Given passage —
--- begin ---

README.md · mmochtak/authdetect at main

metadata

license: cc-by-nc-sa-4.0
language:
  - en
base_model:
  - FacebookAI/roberta-base

Overview

authdetect is a classification model for detecting authoritarian discourse in political speeches, leveraging a novel approach to studying latent political concepts through language modeling. Rather than relying on predefined rules or rigid definitions of authoritarian discourse, the model operates on the premise that authoritarian leaders naturally exhibit such discourse in their speech patterns. Essentially, the model assumes that "authoritarians talk like authoritarians," allowing it to discern instances of authoritarian rhetoric from speech segments. Structured as a regression problem with weak supervision logic, the model classifies text segments based on their association with either authoritarian or democratic discourse. By training on speeches from both authoritarian and democratic leaders, it learns to distinguish between these two distinct forms of political rhetoric.

--- end ---

Element placement data
--- begin ---

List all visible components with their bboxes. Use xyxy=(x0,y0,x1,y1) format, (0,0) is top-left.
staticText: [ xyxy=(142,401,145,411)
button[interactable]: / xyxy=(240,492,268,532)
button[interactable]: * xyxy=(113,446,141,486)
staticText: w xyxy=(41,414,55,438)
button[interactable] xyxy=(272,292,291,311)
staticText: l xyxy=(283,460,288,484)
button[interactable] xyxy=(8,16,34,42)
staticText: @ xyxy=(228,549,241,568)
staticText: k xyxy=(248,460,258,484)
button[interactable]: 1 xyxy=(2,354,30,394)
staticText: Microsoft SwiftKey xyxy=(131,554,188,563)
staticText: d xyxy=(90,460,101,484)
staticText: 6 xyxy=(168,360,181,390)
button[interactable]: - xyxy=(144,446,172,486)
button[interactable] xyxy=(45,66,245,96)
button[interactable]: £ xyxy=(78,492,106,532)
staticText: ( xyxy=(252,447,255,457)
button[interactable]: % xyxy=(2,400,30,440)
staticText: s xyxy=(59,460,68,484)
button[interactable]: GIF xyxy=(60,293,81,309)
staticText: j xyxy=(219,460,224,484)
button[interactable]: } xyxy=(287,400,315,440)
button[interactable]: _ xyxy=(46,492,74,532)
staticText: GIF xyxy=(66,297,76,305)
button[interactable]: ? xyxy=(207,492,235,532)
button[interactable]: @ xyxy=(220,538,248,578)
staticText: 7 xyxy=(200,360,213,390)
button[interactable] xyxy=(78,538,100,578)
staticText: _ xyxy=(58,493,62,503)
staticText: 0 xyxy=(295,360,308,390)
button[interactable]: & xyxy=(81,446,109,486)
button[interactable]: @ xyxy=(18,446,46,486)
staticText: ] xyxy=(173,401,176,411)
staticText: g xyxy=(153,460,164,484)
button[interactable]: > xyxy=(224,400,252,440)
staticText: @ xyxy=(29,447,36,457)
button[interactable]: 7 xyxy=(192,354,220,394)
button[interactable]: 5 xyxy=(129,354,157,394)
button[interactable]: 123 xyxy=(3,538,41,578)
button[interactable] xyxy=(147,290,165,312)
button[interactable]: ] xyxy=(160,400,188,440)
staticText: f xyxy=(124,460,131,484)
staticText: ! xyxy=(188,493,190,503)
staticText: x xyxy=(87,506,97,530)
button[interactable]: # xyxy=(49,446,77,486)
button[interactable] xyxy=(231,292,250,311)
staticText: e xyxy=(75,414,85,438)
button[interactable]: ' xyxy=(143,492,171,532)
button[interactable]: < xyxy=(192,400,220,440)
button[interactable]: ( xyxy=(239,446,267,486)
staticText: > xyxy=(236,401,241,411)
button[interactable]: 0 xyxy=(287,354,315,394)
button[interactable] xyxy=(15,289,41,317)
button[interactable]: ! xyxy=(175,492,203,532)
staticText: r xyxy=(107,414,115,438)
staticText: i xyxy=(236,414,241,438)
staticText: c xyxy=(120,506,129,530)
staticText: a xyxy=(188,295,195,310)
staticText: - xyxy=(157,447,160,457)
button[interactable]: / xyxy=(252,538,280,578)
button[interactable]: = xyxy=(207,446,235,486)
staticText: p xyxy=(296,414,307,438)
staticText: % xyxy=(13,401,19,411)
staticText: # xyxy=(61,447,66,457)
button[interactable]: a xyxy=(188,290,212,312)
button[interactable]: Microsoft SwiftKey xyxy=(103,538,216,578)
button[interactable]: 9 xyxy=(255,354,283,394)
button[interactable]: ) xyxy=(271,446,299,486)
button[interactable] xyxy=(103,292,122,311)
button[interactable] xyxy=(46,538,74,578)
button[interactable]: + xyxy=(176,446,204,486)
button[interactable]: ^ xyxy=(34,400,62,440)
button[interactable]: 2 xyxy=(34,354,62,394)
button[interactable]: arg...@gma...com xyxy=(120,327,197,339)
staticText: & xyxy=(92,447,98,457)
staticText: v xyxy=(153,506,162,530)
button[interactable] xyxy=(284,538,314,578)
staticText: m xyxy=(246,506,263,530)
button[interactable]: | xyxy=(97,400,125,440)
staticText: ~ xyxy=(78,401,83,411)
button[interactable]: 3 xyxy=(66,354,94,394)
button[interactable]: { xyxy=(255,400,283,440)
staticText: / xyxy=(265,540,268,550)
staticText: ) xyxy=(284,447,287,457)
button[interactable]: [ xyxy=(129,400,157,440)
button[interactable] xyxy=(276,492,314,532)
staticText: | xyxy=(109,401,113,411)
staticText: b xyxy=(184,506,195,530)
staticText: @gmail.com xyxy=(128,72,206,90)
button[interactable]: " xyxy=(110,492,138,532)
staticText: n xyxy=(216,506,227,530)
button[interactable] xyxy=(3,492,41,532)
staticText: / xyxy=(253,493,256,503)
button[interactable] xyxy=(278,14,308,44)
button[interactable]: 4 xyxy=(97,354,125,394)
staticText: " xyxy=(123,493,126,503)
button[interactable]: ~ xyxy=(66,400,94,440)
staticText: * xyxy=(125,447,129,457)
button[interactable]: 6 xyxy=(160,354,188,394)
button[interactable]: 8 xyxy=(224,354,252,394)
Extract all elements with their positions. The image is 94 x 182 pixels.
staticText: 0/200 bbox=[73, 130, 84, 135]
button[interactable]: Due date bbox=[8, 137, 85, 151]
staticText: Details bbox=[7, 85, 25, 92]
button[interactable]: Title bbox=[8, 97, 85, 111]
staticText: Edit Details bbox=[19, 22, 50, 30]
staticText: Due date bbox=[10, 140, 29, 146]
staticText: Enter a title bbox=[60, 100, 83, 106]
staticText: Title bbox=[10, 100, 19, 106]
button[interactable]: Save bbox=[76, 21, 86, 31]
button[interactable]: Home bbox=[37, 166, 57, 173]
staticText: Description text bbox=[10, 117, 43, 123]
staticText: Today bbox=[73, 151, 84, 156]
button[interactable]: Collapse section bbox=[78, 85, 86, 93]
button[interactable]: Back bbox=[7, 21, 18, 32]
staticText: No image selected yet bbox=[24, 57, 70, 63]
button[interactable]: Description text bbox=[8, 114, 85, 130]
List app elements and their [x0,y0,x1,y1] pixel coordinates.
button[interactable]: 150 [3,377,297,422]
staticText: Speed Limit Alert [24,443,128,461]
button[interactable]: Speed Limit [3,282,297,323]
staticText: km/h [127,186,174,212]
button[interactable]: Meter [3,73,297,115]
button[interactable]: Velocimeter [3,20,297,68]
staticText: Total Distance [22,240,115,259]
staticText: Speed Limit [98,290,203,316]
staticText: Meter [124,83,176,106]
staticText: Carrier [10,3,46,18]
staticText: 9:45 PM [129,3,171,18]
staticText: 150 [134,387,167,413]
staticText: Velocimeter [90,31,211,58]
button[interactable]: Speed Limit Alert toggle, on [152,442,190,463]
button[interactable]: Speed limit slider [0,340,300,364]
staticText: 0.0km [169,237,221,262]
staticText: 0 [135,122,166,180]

--- end ---

Work to complete —
A. Could you switch "button" to "control" in the listing, from its first line through the line containing "staticText: l xyxy=(283,460,288,484)", leaving everything else unchanged?
B. Can you resume the authdetect model README from the point where it stops?
The model README and the listing are unrelated to each other.

Final results —
A.
List all visible components with their bboxes. Use xyxy=(x0,y0,x1,y1) format, (0,0) is top-left.
staticText: [ xyxy=(142,401,145,411)
control[interactable]: / xyxy=(240,492,268,532)
control[interactable]: * xyxy=(113,446,141,486)
staticText: w xyxy=(41,414,55,438)
control[interactable] xyxy=(272,292,291,311)
staticText: l xyxy=(283,460,288,484)

B.
Data

The model is finetuned on top of roberta-base model using 77 years of speech data from the UN General Assembly. Training design combines the transcripts of political speeches in English with a weak supervision setup under which the training data are annotated with the V-Dem polyarchy index (i.e., polyarchic status) as the reference labels. The model is trained for predicting the index value of a speech, linking the presented narratives with the virtual quality of democracy of the speaker’s country (rather than with the speaker himself). The corpus quality ensures robust temporal (1946–2022) and spatial (197 countries) representation, resulting in a well-balanced training dataset. Although the training data are domain-specific (the UN General Assembly), the model trained on the UNGD corpus appears to be robust across various sub-domains, demonstrating its capacity to scale well across regions and contexts. Rather than using whole speeches as input data for training, I utilize a sliding window of sentence trigrams splitting the raw transcripts into uniform snippets of text mapping the political language of world leaders. As the goal is to model the varying context of presented ideas in the analyzed speeches rather than the context of the UN General Assembly debates, the main focus is on the particularities of the language of reference groups (authoritarian/democratic leaders). The final dataset counts 1 062 286 sentence trigrams annotated with EDI scores inherited from the parent documents (μ = 0.430, 95% CI [0.429, 0.430]).

Usage

The model is designed with accessibility in mind, allowing anyone to use it. The example below contains a simplified inference pipeline, with a primary focus on social scientists and their empirical research needs. In addition to that, the repository includes a Jupyter notebook and a sample corpus that can be downloaded, uploaded to Google Drive, and tested “in full” in Google Colab, free of charge. Similar analyses can be performed on any spreadsheet with just two columns: document ID and the raw text. For users with fewer technical skills, there is also a video tutorial on how to start analyzing your data in a matter of minutes.

For more details, evaluation tests, and discussion, please refer to the original paper (see details below) and the official Zenodo repository (https://zenodo.org/records/13920400).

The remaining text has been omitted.